§ Goal
Extract every line from the records below that contains the word "Daily".

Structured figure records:

- - -

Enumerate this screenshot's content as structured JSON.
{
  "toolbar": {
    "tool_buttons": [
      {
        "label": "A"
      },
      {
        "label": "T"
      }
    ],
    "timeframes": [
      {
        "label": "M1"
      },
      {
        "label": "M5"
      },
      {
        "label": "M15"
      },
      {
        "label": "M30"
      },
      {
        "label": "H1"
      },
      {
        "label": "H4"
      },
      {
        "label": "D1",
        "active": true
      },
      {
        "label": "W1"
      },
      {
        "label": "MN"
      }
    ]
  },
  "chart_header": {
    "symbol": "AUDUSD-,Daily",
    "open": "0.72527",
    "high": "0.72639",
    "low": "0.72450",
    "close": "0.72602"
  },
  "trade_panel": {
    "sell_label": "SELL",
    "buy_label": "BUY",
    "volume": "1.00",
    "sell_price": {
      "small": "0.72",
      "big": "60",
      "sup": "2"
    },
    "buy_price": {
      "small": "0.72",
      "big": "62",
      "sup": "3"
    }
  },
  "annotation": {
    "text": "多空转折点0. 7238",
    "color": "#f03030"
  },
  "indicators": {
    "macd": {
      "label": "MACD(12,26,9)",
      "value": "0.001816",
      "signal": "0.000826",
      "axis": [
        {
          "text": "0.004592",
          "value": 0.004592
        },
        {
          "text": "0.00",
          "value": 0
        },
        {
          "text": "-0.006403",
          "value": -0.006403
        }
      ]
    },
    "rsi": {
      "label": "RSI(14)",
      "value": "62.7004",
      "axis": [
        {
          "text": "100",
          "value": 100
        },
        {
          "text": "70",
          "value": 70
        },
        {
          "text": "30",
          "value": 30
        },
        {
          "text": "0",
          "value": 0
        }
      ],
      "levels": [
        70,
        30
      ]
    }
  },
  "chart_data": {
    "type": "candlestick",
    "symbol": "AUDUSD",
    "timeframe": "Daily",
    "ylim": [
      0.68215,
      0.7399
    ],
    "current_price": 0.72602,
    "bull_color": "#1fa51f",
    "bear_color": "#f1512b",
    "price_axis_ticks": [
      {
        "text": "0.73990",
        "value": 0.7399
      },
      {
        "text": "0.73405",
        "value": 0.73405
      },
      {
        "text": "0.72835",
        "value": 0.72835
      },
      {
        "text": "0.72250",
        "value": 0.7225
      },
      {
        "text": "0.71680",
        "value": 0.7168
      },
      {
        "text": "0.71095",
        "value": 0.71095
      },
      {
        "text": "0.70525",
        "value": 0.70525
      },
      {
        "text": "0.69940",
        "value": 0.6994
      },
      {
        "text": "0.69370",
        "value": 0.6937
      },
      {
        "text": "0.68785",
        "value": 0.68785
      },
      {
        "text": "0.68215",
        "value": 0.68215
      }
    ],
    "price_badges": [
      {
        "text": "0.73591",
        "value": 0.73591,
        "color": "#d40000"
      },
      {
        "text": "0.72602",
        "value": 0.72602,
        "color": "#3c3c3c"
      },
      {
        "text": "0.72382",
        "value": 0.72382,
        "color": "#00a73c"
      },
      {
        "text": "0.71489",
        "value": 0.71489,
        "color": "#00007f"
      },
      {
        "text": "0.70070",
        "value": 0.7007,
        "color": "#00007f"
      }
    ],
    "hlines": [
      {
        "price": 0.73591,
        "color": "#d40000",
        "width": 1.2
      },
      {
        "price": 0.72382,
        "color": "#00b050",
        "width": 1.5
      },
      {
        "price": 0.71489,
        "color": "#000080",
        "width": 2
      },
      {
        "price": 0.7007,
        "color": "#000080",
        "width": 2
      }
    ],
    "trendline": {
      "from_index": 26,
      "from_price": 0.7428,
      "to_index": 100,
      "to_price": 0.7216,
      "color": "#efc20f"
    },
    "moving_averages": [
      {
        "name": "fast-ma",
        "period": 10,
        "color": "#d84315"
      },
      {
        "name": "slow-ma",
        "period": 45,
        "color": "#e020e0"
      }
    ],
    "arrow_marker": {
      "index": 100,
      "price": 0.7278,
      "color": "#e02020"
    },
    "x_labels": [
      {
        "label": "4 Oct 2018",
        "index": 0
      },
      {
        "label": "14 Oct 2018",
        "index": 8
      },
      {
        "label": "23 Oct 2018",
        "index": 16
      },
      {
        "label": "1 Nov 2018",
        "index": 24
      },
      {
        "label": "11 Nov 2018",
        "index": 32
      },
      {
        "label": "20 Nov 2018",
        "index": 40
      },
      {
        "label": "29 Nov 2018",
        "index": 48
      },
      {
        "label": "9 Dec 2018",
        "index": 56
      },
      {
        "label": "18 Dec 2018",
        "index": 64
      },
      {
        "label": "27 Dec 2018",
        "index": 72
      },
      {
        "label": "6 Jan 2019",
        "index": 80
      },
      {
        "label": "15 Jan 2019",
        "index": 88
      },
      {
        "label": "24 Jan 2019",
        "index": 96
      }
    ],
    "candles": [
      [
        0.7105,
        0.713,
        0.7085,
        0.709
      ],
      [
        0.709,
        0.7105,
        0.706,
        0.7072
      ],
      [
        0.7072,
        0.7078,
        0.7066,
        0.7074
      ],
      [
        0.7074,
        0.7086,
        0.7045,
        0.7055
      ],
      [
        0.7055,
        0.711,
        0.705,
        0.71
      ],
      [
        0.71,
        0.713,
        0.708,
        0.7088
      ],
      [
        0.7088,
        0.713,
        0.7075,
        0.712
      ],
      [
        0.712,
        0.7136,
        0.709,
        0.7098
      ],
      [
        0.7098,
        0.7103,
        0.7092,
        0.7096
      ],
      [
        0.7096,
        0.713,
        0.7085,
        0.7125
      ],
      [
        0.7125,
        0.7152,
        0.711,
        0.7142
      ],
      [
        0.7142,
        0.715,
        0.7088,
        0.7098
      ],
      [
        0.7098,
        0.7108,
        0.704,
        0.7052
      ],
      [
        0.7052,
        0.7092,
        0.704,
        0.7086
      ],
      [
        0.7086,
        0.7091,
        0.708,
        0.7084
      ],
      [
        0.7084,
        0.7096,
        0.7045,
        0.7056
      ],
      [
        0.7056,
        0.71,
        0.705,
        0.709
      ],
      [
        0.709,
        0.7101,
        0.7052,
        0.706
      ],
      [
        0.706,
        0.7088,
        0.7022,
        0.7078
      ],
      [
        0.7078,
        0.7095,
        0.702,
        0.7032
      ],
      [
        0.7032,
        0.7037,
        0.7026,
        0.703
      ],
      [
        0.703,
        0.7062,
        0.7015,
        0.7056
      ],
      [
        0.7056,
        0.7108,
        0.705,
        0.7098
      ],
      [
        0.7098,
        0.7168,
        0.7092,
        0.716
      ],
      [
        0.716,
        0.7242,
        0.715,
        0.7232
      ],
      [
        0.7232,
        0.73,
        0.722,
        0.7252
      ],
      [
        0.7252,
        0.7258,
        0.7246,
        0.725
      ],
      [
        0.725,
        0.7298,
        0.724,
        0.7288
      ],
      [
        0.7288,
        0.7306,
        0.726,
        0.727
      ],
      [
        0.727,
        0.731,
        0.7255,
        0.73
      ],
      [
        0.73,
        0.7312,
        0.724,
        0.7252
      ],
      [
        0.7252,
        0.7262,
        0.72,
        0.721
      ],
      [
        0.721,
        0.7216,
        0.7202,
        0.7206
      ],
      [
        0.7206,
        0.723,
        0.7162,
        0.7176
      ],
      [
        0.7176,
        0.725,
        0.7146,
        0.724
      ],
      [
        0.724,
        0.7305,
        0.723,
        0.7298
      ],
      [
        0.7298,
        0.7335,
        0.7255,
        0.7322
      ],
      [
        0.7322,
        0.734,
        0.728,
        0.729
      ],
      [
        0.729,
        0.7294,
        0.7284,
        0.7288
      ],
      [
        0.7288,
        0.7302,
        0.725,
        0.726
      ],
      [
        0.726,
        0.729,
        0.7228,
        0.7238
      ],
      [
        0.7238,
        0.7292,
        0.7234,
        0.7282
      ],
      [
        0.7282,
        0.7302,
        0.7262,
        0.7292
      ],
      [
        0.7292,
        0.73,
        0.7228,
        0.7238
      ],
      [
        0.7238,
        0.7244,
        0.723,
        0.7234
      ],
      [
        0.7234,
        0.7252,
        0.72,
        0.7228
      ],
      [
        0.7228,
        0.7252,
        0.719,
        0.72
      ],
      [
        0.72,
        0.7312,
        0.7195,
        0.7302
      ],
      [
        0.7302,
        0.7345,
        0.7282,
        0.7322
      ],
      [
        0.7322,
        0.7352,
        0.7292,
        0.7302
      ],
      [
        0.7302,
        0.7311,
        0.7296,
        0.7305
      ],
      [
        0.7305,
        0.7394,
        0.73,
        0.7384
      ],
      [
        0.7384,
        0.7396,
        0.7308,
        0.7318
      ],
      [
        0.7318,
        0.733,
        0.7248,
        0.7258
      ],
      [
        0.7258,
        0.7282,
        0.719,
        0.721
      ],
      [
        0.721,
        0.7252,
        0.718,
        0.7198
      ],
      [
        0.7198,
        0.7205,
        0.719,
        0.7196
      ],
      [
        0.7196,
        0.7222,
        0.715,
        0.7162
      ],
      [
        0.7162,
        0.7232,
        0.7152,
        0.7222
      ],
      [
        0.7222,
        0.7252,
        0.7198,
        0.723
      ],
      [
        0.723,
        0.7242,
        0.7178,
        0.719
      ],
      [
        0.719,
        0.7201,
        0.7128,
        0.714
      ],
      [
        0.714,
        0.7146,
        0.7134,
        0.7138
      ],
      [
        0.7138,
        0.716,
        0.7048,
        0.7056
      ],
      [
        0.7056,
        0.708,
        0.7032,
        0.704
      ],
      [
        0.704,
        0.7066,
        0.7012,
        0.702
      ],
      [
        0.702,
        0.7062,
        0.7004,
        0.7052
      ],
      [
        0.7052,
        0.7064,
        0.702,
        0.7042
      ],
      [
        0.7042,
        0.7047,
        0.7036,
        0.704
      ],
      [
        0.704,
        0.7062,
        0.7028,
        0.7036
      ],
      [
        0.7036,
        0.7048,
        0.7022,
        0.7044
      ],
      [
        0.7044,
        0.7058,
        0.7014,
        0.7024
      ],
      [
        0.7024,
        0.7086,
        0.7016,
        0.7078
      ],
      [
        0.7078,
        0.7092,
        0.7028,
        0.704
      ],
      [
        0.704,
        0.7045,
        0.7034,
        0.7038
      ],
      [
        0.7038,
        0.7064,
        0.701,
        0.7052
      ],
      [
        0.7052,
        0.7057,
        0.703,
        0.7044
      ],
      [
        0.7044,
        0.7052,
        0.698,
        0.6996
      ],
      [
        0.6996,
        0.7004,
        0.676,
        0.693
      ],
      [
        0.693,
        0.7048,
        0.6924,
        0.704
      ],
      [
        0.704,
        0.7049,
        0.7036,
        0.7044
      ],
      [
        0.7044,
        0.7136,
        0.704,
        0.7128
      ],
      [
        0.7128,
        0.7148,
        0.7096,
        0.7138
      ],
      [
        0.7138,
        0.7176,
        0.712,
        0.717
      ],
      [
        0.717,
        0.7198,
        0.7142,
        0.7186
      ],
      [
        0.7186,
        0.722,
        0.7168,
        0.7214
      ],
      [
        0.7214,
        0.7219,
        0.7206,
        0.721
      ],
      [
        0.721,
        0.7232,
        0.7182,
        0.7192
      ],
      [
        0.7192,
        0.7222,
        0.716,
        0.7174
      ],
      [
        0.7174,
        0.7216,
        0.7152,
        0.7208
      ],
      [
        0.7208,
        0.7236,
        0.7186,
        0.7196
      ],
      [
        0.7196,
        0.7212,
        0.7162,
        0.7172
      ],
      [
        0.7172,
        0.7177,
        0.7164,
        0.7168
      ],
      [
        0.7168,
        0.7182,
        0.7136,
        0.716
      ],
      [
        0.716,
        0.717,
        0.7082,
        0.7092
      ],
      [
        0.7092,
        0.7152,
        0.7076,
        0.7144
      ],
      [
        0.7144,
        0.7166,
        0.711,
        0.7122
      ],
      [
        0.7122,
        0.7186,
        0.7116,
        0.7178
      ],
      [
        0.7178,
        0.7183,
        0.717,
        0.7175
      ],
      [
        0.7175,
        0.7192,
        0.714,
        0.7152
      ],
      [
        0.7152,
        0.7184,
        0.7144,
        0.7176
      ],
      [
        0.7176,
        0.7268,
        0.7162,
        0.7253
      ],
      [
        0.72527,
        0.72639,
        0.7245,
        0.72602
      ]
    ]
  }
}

- - -

§ Task answer
    "symbol": "AUDUSD-,Daily",
    "timeframe": "Daily",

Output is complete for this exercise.